**Directive:** Report every line from the material that contains the word "this".
==== Data lines ====
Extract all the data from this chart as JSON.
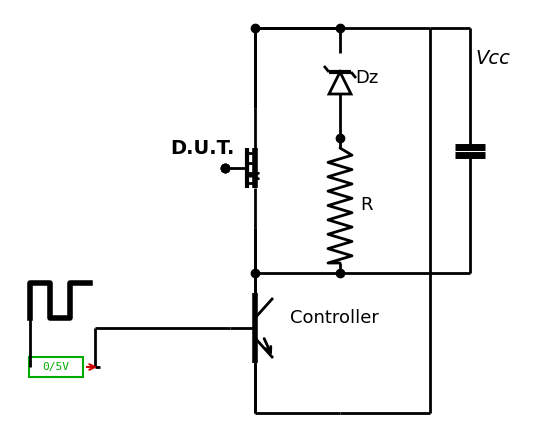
====
==== Data lines ====
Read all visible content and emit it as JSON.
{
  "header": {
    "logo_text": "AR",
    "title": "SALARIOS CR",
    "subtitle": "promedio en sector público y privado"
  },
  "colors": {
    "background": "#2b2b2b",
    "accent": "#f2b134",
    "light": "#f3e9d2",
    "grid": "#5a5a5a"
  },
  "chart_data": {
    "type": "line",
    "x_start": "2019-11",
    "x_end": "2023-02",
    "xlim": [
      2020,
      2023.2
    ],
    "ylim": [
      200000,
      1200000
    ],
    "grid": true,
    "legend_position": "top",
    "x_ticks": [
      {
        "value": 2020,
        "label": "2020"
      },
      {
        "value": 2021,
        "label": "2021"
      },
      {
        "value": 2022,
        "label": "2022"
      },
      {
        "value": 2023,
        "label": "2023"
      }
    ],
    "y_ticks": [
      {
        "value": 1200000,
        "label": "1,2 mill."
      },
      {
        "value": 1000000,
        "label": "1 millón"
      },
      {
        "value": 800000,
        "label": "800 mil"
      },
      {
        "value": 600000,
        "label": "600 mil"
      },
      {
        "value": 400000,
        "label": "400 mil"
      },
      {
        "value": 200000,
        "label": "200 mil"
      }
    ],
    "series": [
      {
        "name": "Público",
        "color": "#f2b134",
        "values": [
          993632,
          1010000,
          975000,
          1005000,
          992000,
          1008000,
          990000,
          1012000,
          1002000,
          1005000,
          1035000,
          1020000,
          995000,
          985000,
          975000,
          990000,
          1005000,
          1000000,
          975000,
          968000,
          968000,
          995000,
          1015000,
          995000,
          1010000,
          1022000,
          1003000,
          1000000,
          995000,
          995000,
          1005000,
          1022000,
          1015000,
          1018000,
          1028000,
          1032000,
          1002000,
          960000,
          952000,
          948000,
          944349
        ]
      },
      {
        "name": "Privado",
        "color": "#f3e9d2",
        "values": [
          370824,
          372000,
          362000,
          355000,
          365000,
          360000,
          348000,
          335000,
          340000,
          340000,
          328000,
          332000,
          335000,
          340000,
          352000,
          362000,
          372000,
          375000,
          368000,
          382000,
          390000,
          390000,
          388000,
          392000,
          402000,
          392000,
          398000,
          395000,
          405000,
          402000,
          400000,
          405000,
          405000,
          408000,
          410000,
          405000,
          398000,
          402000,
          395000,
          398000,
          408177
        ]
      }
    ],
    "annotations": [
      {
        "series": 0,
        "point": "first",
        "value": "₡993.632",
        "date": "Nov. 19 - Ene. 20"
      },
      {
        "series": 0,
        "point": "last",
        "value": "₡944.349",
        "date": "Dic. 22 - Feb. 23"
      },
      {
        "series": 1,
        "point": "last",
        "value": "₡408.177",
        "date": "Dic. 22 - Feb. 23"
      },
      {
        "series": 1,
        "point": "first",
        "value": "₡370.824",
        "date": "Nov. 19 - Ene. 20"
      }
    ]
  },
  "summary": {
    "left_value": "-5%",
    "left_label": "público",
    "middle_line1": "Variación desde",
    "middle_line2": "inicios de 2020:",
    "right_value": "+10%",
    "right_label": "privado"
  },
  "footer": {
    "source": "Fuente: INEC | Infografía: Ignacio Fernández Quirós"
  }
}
====
==== Data lines ====
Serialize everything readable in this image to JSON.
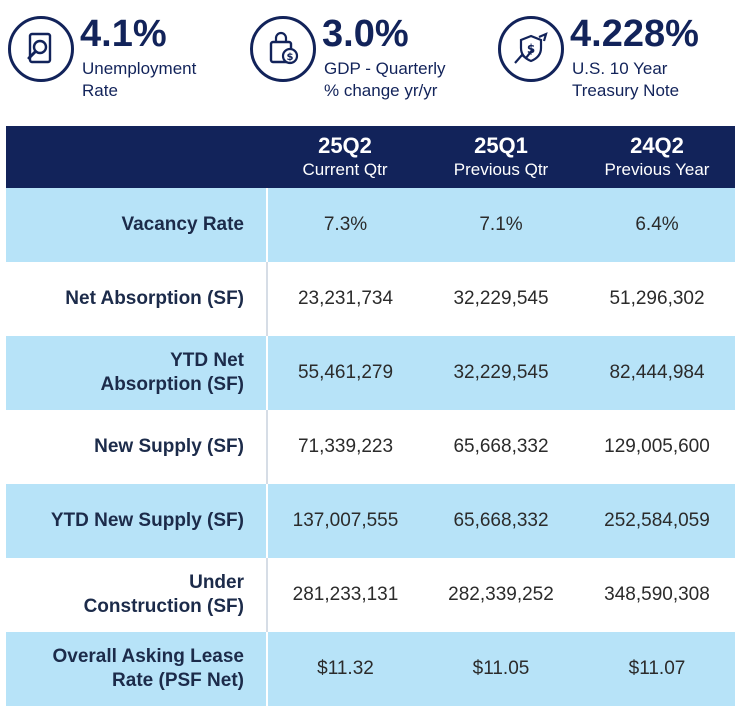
====
**Answer to the problem:**
Extract all the data from this chart as JSON.
Serialize everything readable in this image to JSON.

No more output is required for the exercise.